Lines containing the word "screenshot" are to be located and copied.

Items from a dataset
================================
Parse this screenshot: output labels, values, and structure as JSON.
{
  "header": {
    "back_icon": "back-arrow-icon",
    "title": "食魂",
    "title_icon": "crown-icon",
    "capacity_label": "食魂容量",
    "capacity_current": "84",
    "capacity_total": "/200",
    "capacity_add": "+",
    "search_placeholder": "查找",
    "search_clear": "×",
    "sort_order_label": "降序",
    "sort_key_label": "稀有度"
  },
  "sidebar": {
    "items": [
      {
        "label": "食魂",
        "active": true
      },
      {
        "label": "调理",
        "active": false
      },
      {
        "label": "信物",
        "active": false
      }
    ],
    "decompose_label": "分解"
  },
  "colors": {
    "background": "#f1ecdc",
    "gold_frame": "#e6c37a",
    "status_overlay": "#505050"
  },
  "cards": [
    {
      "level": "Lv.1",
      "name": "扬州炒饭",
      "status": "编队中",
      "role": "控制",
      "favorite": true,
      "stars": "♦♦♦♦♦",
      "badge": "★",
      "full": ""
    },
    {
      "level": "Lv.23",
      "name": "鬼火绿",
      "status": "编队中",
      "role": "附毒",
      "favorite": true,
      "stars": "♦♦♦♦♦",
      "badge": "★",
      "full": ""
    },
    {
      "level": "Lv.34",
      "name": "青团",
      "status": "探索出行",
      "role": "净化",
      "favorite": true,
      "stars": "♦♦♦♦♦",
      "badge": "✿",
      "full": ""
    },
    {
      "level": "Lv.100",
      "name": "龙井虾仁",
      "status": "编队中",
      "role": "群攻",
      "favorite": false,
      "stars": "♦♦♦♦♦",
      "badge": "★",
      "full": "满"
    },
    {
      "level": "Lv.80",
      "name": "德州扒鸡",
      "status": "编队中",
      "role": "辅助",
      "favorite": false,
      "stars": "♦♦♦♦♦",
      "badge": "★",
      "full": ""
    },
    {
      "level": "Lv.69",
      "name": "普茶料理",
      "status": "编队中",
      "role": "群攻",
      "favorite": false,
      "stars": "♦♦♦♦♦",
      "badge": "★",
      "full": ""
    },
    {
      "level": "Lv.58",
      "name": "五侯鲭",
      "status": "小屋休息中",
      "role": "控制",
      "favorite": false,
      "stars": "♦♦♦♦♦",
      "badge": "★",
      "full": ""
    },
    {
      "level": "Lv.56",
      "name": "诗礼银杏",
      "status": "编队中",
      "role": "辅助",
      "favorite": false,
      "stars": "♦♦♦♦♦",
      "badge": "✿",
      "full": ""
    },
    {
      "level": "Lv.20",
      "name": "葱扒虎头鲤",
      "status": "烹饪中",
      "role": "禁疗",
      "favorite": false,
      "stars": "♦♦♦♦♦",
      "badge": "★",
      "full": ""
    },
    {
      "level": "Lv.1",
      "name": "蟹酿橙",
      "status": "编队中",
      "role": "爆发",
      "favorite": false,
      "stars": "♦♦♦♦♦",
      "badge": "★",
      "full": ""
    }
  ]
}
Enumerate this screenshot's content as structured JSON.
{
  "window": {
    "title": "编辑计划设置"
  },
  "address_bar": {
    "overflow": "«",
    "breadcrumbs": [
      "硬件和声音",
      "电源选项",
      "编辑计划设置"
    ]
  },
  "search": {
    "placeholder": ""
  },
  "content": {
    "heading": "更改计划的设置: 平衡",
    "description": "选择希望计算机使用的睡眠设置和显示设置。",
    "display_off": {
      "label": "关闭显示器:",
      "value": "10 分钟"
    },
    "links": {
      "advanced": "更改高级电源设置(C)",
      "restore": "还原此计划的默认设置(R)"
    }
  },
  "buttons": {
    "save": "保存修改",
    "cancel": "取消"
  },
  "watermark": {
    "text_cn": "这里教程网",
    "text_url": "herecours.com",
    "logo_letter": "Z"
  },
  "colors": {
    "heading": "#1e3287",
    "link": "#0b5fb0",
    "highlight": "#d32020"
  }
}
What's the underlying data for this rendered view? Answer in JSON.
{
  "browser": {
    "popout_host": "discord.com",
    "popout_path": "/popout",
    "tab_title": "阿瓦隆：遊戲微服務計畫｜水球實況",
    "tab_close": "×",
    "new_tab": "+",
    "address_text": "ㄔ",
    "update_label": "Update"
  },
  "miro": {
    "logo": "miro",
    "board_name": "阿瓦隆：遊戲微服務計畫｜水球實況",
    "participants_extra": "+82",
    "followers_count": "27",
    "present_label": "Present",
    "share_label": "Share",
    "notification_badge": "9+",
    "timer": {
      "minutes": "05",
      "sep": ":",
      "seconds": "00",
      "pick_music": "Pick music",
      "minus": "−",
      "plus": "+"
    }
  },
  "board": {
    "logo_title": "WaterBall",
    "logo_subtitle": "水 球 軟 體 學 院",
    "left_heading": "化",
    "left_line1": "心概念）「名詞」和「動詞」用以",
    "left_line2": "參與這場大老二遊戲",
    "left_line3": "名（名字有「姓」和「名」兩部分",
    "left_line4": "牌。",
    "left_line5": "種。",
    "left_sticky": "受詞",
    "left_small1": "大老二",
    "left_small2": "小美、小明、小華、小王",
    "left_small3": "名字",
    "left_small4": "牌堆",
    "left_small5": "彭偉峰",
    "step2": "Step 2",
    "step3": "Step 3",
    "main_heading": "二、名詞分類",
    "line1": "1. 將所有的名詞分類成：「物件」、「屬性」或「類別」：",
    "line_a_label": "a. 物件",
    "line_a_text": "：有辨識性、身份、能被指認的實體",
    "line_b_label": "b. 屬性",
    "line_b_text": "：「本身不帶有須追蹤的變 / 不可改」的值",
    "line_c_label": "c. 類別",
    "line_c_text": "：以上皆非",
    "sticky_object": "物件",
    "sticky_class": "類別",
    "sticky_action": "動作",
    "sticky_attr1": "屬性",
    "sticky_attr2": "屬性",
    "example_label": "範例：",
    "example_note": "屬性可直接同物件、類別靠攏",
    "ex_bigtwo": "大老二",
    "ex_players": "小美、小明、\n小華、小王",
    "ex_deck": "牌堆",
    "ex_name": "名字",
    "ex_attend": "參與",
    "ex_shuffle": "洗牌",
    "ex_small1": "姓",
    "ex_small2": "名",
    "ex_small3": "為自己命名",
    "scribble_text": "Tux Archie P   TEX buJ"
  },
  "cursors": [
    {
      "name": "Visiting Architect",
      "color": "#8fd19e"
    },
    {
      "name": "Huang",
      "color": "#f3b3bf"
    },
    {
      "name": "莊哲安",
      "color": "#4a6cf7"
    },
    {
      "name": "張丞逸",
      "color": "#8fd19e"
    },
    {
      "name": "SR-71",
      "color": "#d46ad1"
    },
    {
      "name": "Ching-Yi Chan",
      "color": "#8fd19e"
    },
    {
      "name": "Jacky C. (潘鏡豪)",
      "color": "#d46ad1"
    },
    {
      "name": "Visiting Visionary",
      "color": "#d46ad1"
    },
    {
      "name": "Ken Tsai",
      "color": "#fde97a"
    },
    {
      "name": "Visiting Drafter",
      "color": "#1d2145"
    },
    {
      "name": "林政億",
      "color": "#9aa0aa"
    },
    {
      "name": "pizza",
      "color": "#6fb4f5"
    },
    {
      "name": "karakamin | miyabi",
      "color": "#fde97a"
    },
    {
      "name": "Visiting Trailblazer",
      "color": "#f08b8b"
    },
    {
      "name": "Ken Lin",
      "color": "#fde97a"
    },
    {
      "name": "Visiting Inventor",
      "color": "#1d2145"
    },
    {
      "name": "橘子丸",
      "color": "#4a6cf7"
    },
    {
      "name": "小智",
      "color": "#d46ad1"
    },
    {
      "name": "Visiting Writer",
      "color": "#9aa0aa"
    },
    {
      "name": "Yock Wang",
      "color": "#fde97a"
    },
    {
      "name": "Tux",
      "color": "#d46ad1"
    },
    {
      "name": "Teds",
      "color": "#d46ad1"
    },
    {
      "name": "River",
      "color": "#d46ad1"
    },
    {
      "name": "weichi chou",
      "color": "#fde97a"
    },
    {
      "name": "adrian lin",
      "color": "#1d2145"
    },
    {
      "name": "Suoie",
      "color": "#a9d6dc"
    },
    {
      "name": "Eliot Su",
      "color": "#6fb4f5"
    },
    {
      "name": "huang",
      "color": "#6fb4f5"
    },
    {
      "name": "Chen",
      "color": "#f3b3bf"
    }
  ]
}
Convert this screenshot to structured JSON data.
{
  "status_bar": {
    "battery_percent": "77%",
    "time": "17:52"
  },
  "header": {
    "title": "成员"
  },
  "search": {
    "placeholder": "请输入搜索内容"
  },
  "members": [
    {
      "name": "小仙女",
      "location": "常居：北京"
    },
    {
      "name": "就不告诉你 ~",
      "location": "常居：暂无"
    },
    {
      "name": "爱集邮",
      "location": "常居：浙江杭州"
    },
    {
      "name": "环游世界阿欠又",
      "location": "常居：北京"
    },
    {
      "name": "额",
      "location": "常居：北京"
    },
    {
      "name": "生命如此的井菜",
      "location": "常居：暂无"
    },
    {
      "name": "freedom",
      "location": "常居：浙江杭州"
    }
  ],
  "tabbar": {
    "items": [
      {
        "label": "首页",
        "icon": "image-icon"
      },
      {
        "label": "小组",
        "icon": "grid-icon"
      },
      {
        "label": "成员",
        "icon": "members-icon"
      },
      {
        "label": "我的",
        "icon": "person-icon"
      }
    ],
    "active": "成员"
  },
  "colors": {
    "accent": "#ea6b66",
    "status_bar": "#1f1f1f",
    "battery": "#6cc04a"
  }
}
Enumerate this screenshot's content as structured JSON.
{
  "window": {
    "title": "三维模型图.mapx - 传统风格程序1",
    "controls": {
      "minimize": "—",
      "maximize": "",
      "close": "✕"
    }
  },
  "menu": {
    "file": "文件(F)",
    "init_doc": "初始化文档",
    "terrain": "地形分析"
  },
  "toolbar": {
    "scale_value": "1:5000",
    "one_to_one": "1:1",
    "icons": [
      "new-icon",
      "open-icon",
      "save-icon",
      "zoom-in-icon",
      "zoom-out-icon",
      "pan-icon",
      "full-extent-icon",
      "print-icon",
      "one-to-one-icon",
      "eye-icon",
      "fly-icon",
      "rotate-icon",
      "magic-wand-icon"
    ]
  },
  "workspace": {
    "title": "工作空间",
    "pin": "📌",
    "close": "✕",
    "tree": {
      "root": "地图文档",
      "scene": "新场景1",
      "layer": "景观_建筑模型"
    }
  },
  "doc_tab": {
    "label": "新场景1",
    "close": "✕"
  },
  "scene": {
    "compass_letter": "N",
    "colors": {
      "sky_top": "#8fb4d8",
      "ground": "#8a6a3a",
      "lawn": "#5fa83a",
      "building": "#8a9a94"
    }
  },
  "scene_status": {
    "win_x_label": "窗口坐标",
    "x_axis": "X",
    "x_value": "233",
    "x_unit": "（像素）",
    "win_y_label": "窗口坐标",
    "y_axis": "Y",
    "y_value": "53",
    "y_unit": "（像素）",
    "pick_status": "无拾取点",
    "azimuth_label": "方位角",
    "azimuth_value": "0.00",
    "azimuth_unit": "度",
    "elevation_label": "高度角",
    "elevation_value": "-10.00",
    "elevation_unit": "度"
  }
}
================================
Solution for this problem.
Parse this screenshot: output labels, values, and structure as JSON.
Enumerate this screenshot's content as structured JSON.
Convert this screenshot to structured JSON data.
Enumerate this screenshot's content as structured JSON.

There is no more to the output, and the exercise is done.